|
The only disks taken on in this issue that found their way to my collection are the two Best of the Month selections. My interest is piqued by what I’m reading now about a few other albums from thirty-eight years ago, though. |
Article Alanna Nash Talks to Nanci Griffith
We get the typical arc-of-the-career-to-date summary—in this case, a progression from having recorded her first four folk-oriented LPs on indie-label Philo/Rounder to a move to MCA with an accompanying modest swing toward country. At this moment, she’d released two albums on MCA, with the live One Fair Summer Evening to be recorded later in the summer, and the poppier Storms (where I would first encounter her) the following year. “I don’t really have a desire to be a big country star. I just want to play honest, unmanufactured music, and I have this base support group around the country that’s already there. So if it doesn’t work out, I can always go back.” |
One side note: Nash mentions Griffith also aspires to be a novelist, noting that Two of a Kind Heart “recently found a publisher.” I’m finding today that it was actually published posthumously, three years ago. |
This month’s reviewers are Chris Albertson, Phyl Garland, Ron Givens, Roy Hemming, Alanna Nash, Mark Peel, and Steve Simels. |
Best of the Month
–Jane Siberry, The Walking (AN) “Her songs are not so much musical offerings as they are interlocking pastiches, some of her lyrics diving off into conversational aside but not incorporated into the performance…a totally unorthodox, pleasantly bewildering experience.” I learned about this album from Rolling Stone; like Nash, I couldn’t quite get into all of its songs, but the highlights are very, very high.
–Talking Heads, Naked (SS) “…one of the most fascinating, if initially rather conservative-sounding, records of this fascinating band’s career…If anything, Naked suggests that the Heads, for all their vaunted stylistic foraging, have reached the point at which they can be said to have created their own genre, much as has happened to, say, Bob Dylan.” |
Featured Reviews
–The Byrds, Never Before (SS) “…the very model of how this kind of archival project should be done…providing convincing evidence that at their peak (1965-67), the Byrds were not only the premier American band of the day but one of the most innovative and influential bands ever (just ask Tom Petty or R.E.M).”
–Nick Lowe, Pinker and Prouder than Previous (SS) “There’s an unfinished feel to many of the tracks, and the lyrics seem mundane, devoid of irony, tossed off. Anyet…and yet, something here stays with you…Just when we’d least expect it, and with supreme understatement, he’s made his best record in years.”

■ **Data supplied**:
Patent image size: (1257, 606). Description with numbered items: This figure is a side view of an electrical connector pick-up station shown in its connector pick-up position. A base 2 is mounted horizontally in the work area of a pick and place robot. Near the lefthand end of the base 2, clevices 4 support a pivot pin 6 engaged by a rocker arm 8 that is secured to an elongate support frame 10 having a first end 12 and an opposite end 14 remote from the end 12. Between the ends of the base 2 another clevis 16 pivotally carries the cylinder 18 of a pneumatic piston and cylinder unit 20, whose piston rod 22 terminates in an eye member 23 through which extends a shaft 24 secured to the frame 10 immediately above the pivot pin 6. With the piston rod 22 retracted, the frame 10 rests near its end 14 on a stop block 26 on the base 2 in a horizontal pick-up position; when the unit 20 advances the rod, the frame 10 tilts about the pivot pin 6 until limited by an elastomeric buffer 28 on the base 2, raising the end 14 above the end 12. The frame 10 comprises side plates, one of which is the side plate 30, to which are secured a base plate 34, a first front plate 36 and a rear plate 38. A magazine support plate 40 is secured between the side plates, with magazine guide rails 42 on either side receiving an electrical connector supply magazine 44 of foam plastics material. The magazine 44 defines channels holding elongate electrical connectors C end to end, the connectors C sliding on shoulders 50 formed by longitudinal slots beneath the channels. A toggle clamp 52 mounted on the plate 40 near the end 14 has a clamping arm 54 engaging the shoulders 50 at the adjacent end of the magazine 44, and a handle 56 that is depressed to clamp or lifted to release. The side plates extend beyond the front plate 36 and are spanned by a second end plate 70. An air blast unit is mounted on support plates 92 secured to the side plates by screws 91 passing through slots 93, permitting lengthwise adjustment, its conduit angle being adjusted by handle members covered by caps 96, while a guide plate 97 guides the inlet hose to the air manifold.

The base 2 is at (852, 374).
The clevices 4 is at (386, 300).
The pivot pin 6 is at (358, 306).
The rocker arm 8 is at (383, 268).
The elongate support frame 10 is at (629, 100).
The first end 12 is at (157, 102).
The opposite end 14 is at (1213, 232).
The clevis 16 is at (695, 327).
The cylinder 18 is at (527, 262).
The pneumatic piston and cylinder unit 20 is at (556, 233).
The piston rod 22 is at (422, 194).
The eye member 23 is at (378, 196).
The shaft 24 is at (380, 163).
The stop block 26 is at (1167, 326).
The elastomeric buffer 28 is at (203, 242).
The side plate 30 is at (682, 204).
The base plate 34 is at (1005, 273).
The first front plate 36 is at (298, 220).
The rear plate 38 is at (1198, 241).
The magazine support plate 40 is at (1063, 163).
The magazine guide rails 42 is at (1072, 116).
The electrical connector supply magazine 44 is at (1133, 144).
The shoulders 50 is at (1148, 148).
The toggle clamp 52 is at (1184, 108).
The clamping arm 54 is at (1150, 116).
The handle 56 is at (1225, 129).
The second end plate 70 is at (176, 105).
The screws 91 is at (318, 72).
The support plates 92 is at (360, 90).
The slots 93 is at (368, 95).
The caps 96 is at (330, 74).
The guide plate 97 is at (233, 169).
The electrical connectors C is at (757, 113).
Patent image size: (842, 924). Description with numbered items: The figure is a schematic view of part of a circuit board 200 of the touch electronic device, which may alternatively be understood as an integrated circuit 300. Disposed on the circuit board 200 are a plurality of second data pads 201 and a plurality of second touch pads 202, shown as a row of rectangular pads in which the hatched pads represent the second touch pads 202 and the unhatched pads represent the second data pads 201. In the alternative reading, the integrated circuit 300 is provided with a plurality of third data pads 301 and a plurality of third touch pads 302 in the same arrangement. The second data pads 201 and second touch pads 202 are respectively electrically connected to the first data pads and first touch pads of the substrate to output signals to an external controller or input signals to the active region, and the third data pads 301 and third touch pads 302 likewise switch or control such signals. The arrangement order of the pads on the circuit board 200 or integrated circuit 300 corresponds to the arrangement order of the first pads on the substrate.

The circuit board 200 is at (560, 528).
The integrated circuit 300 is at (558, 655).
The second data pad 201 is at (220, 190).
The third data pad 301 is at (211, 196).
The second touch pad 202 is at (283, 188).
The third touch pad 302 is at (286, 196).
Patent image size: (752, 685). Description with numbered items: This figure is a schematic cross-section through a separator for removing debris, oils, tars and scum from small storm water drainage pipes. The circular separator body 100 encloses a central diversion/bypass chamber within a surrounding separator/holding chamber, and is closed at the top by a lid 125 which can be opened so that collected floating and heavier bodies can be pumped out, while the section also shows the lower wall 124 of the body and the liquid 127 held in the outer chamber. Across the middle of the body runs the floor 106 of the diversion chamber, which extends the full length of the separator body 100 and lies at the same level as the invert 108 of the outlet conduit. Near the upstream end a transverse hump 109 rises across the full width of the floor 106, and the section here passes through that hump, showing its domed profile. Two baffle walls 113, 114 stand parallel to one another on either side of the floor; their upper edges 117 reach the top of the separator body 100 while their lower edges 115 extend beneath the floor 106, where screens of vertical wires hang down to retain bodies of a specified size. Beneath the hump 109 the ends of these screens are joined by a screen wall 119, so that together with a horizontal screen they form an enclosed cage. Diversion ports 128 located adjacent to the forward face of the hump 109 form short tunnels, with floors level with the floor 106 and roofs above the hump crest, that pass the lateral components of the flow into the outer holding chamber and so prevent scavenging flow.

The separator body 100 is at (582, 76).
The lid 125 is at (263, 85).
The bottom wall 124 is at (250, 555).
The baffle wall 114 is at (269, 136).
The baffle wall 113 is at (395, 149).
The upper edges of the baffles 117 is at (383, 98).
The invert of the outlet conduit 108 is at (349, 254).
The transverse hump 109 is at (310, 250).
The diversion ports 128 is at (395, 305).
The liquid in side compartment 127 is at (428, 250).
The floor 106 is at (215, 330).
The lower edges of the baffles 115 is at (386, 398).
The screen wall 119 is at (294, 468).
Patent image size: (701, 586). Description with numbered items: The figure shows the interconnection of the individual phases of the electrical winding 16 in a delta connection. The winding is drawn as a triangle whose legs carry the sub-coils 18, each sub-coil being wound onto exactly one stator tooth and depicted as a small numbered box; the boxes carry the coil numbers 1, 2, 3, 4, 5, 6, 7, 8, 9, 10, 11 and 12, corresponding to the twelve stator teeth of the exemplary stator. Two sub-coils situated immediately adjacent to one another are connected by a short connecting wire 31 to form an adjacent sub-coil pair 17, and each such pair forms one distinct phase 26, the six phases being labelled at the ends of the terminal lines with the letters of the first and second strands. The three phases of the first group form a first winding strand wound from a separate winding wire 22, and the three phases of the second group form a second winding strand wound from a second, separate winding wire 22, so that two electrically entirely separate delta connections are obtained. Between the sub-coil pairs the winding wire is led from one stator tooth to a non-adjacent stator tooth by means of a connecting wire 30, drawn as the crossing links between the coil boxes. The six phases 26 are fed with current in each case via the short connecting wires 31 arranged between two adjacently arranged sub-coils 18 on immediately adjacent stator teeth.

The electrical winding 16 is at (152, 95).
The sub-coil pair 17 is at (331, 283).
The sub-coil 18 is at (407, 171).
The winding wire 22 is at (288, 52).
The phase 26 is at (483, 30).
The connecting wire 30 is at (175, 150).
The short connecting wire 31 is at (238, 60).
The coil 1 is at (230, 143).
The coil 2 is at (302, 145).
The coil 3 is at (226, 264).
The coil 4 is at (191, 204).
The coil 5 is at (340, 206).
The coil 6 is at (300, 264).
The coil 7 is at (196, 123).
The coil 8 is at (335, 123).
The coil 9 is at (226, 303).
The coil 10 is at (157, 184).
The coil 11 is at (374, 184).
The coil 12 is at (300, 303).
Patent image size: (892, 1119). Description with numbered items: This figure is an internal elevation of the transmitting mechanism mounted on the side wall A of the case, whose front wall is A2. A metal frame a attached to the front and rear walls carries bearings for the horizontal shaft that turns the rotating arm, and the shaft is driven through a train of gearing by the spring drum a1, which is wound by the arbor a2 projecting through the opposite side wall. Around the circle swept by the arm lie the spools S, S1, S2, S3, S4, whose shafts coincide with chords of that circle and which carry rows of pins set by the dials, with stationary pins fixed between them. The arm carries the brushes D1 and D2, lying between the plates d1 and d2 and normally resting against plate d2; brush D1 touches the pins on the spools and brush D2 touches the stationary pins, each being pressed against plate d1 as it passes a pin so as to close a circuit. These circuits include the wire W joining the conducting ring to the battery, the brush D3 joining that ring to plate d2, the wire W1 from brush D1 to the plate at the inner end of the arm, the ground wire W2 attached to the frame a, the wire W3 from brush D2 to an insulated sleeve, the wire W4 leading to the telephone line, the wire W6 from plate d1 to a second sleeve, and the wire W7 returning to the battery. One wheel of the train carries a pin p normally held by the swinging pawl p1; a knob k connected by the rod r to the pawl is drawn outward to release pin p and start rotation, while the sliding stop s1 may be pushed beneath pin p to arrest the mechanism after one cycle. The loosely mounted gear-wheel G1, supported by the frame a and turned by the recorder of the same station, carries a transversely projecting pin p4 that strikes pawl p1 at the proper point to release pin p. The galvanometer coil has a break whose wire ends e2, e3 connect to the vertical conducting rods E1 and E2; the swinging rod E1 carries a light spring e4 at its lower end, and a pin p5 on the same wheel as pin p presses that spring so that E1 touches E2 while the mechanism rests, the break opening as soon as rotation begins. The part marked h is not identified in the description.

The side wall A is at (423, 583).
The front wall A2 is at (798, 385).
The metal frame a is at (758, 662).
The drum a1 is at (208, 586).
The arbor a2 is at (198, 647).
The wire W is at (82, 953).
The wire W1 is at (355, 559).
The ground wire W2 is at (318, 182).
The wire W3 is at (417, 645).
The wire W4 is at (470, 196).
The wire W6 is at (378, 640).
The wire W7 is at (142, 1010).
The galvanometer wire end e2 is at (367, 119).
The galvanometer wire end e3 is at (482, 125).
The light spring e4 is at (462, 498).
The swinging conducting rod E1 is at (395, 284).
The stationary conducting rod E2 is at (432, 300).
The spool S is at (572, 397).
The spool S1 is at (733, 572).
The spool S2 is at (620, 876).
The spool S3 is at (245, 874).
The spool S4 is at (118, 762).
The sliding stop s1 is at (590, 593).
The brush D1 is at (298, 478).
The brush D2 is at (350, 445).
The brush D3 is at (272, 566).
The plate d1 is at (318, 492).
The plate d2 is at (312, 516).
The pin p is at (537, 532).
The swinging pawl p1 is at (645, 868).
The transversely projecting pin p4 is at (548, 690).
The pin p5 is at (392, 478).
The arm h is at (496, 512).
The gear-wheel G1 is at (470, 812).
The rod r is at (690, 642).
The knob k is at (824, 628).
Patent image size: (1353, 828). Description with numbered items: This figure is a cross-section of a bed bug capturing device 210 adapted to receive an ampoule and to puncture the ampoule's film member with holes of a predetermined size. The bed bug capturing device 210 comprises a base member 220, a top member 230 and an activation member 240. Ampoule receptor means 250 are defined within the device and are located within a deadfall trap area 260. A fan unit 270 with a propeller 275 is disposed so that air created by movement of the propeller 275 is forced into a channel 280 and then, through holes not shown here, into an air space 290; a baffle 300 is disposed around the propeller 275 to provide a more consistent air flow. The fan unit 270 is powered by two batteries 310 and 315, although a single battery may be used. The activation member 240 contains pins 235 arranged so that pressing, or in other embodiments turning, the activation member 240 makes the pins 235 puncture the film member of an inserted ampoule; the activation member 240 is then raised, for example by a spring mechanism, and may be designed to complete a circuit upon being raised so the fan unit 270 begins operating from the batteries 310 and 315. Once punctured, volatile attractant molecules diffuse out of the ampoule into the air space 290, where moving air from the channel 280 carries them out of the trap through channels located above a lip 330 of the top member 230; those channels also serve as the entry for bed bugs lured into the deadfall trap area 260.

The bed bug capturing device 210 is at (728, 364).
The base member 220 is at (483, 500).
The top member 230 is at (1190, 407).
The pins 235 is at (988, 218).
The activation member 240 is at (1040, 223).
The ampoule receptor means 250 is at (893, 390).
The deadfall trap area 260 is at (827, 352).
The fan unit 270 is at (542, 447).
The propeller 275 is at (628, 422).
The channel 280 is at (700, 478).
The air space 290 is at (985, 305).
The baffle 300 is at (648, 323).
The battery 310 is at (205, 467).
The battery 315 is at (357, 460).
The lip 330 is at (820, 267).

■ **Directives**:
A: Decide whether each statement below agrees with the review roundup, answering yes or no and quoting the deciding words of the review roundup. (i) The writer added more albums from this issue to their collection than the two Best of the Month selections. (ii) Griffith's novel Two of a Kind Heart was published after her death. (iii) Simels found Naked conservative-sounding at first.
B: Name every reviewer the review roundup lists for this month.

■ **The replies**:
A:
(i) No: "The only disks taken on in this issue that found their way to my collection are the two Best of the Month selections."
(ii) Yes: "it was actually published posthumously, three years ago."
(iii) Yes: "if initially rather conservative-sounding"

B: Chris Albertson, Phyl Garland, Ron Givens, Roy Hemming, Alanna Nash, Mark Peel, Steve Simels